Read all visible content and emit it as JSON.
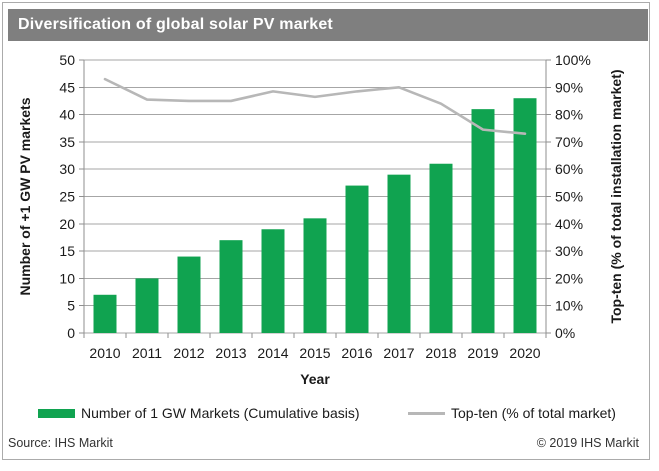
{
  "window": {
    "title": "Diversification of global solar PV market"
  },
  "colors": {
    "title_bar_bg": "#7f7f7f",
    "title_text": "#ffffff",
    "bar_green": "#10a350",
    "line_gray": "#b7b7b7",
    "grid_gray": "#a6a6a6",
    "axis_gray": "#8f8f8f",
    "text_dark": "#1a1a1a"
  },
  "chart_data": {
    "type": "bar",
    "subtype": "bar-line-combo",
    "categories": [
      "2010",
      "2011",
      "2012",
      "2013",
      "2014",
      "2015",
      "2016",
      "2017",
      "2018",
      "2019",
      "2020"
    ],
    "series": [
      {
        "name": "Number of 1 GW Markets (Cumulative basis)",
        "type": "bar",
        "axis": "left",
        "values": [
          7,
          10,
          14,
          17,
          19,
          21,
          27,
          29,
          31,
          41,
          43
        ]
      },
      {
        "name": "Top-ten (% of total market)",
        "type": "line",
        "axis": "right",
        "values": [
          93,
          85.5,
          85,
          85,
          88.5,
          86.5,
          88.5,
          90,
          84,
          74.5,
          73
        ]
      }
    ],
    "title": "Diversification of global solar PV market",
    "xlabel": "Year",
    "left_axis": {
      "label": "Number of +1 GW PV markets",
      "min": 0,
      "max": 50,
      "step": 5,
      "suffix": ""
    },
    "right_axis": {
      "label": "Top-ten (% of total installation market)",
      "min": 0,
      "max": 100,
      "step": 10,
      "suffix": "%"
    },
    "grid": true,
    "legend_position": "bottom"
  },
  "legend": {
    "items": [
      {
        "label": "Number of 1 GW Markets (Cumulative basis)",
        "swatch": "bar"
      },
      {
        "label": "Top-ten (% of total market)",
        "swatch": "line"
      }
    ]
  },
  "footer": {
    "source": "Source: IHS Markit",
    "copyright": "© 2019 IHS Markit"
  }
}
···
### Short exercise
Identify and copy lines that hold the string "Number".

### Result of the task
        "name": "Number of 1 GW Markets (Cumulative basis)",
      "label": "Number of +1 GW PV markets",
        "label": "Number of 1 GW Markets (Cumulative basis)",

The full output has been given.